[start Supplied material]

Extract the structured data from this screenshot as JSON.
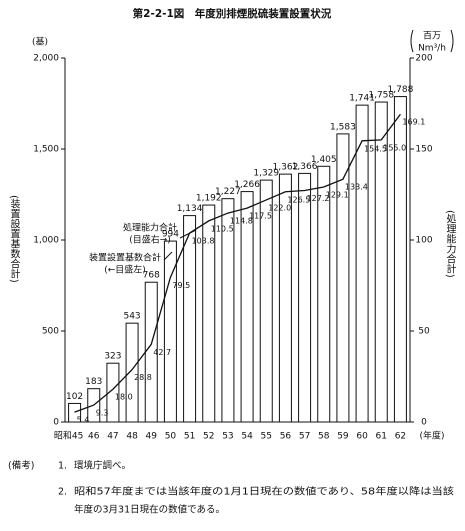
{
  "chart_data": {
    "type": "bar-line",
    "title": "第2-2-1図　年度別排煙脱硫装置設置状況",
    "y_unit": "(基)",
    "y2_unit": [
      "百万",
      "Nm³/h"
    ],
    "ylabel": "(装置設置基数合計)",
    "y2label": "(処理能力合計)",
    "xlabel": "(年度)",
    "categories": [
      "昭和45",
      "46",
      "47",
      "48",
      "49",
      "50",
      "51",
      "52",
      "53",
      "54",
      "55",
      "56",
      "57",
      "58",
      "59",
      "60",
      "61",
      "62"
    ],
    "series": [
      {
        "name": "装置設置基数合計",
        "note": "(←目盛左)",
        "type": "bar",
        "color": "#ffffff",
        "axis": "y",
        "values": [
          102,
          183,
          323,
          543,
          768,
          994,
          1134,
          1192,
          1227,
          1266,
          1329,
          1362,
          1366,
          1405,
          1583,
          1741,
          1758,
          1788
        ],
        "value_labels": [
          "102",
          "183",
          "323",
          "543",
          "768",
          "994",
          "1,134",
          "1,192",
          "1,227",
          "1,266",
          "1,329",
          "1,362",
          "1,366",
          "1,405",
          "1,583",
          "1,741",
          "1,758",
          "1,788"
        ]
      },
      {
        "name": "処理能力合計",
        "note": "(目盛右→)",
        "type": "line",
        "color": "#111111",
        "axis": "y2",
        "values": [
          5.4,
          9.3,
          18.0,
          28.8,
          42.7,
          79.5,
          103.8,
          110.5,
          114.8,
          117.5,
          122.0,
          126.5,
          127.2,
          129.1,
          133.4,
          154.5,
          155.0,
          169.1
        ],
        "value_labels": [
          "5.4",
          "9.3",
          "18.0",
          "28.8",
          "42.7",
          "79.5",
          "103.8",
          "110.5",
          "114.8",
          "117.5",
          "122.0",
          "126.5",
          "127.2",
          "129.1",
          "133.4",
          "154.5",
          "155.0",
          "169.1"
        ]
      }
    ],
    "ylim": [
      0,
      2000
    ],
    "yticks": [
      0,
      500,
      {
        "value": 1000,
        "label": "1,000"
      },
      {
        "value": 1500,
        "label": "1,500"
      },
      {
        "value": 2000,
        "label": "2,000"
      }
    ],
    "y2lim": [
      0,
      200
    ],
    "y2ticks": [
      0,
      50,
      100,
      150,
      200
    ],
    "notes": [
      {
        "head": "(備考)",
        "number": "1.",
        "text": "環境庁調べ。"
      },
      {
        "number": "2.",
        "text": "昭和57年度までは当該年度の1月1日現在の数値であり、58年度以降は当該",
        "text2": "年度の3月31日現在の数値である。"
      }
    ]
  }
}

[end Supplied material]

Write the full listing out again with every line unchanged, but include no pictures.

_Answer for this exercise_:
Extract the structured data from this screenshot as JSON.
{
  "chart_data": {
    "type": "bar-line",
    "title": "第2-2-1図　年度別排煙脱硫装置設置状況",
    "y_unit": "(基)",
    "y2_unit": [
      "百万",
      "Nm³/h"
    ],
    "ylabel": "(装置設置基数合計)",
    "y2label": "(処理能力合計)",
    "xlabel": "(年度)",
    "categories": [
      "昭和45",
      "46",
      "47",
      "48",
      "49",
      "50",
      "51",
      "52",
      "53",
      "54",
      "55",
      "56",
      "57",
      "58",
      "59",
      "60",
      "61",
      "62"
    ],
    "series": [
      {
        "name": "装置設置基数合計",
        "note": "(←目盛左)",
        "type": "bar",
        "color": "#ffffff",
        "axis": "y",
        "values": [
          102,
          183,
          323,
          543,
          768,
          994,
          1134,
          1192,
          1227,
          1266,
          1329,
          1362,
          1366,
          1405,
          1583,
          1741,
          1758,
          1788
        ],
        "value_labels": [
          "102",
          "183",
          "323",
          "543",
          "768",
          "994",
          "1,134",
          "1,192",
          "1,227",
          "1,266",
          "1,329",
          "1,362",
          "1,366",
          "1,405",
          "1,583",
          "1,741",
          "1,758",
          "1,788"
        ]
      },
      {
        "name": "処理能力合計",
        "note": "(目盛右→)",
        "type": "line",
        "color": "#111111",
        "axis": "y2",
        "values": [
          5.4,
          9.3,
          18.0,
          28.8,
          42.7,
          79.5,
          103.8,
          110.5,
          114.8,
          117.5,
          122.0,
          126.5,
          127.2,
          129.1,
          133.4,
          154.5,
          155.0,
          169.1
        ],
        "value_labels": [
          "5.4",
          "9.3",
          "18.0",
          "28.8",
          "42.7",
          "79.5",
          "103.8",
          "110.5",
          "114.8",
          "117.5",
          "122.0",
          "126.5",
          "127.2",
          "129.1",
          "133.4",
          "154.5",
          "155.0",
          "169.1"
        ]
      }
    ],
    "ylim": [
      0,
      2000
    ],
    "yticks": [
      0,
      500,
      {
        "value": 1000,
        "label": "1,000"
      },
      {
        "value": 1500,
        "label": "1,500"
      },
      {
        "value": 2000,
        "label": "2,000"
      }
    ],
    "y2lim": [
      0,
      200
    ],
    "y2ticks": [
      0,
      50,
      100,
      150,
      200
    ],
    "notes": [
      {
        "head": "(備考)",
        "number": "1.",
        "text": "環境庁調べ。"
      },
      {
        "number": "2.",
        "text": "昭和57年度までは当該年度の1月1日現在の数値であり、58年度以降は当該",
        "text2": "年度の3月31日現在の数値である。"
      }
    ]
  }
}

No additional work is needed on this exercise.